(Data records)
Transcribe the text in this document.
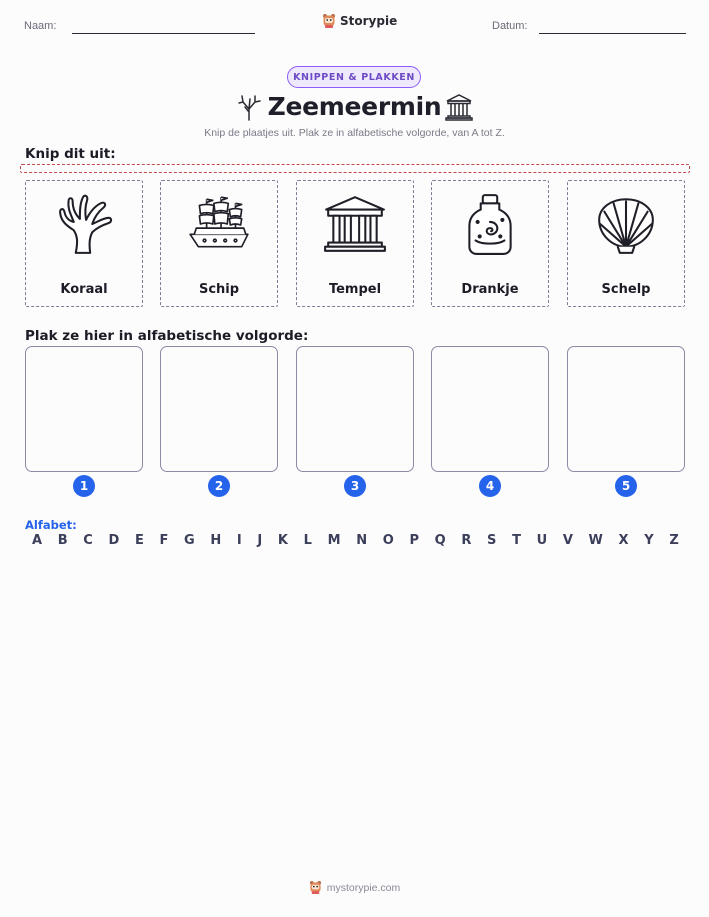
Naam:	Storypie	Datum:
KNIPPEN & PLAKKEN
Zeemeermin
Knip de plaatjes uit. Plak ze in alfabetische volgorde, van A tot Z.
Knip dit uit:
Koraal	Schip	Tempel	Drankje	Schelp
Plak ze hier in alfabetische volgorde:
1	2	3	4	5
Alfabet:
A B C D E F G H I J K L M N O P Q R S T U V W X Y Z
mystorypie.com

Task requirements:
The pictures should not be reproduced; quote all of the other material exactly.

Finished task:
Transcribe the text in this document.
Naam:	Storypie	Datum:
KNIPPEN & PLAKKEN
Zeemeermin
Knip de plaatjes uit. Plak ze in alfabetische volgorde, van A tot Z.
Knip dit uit:
Koraal	Schip	Tempel	Drankje	Schelp
Plak ze hier in alfabetische volgorde:
1	2	3	4	5
Alfabet:
A B C D E F G H I J K L M N O P Q R S T U V W X Y Z
mystorypie.com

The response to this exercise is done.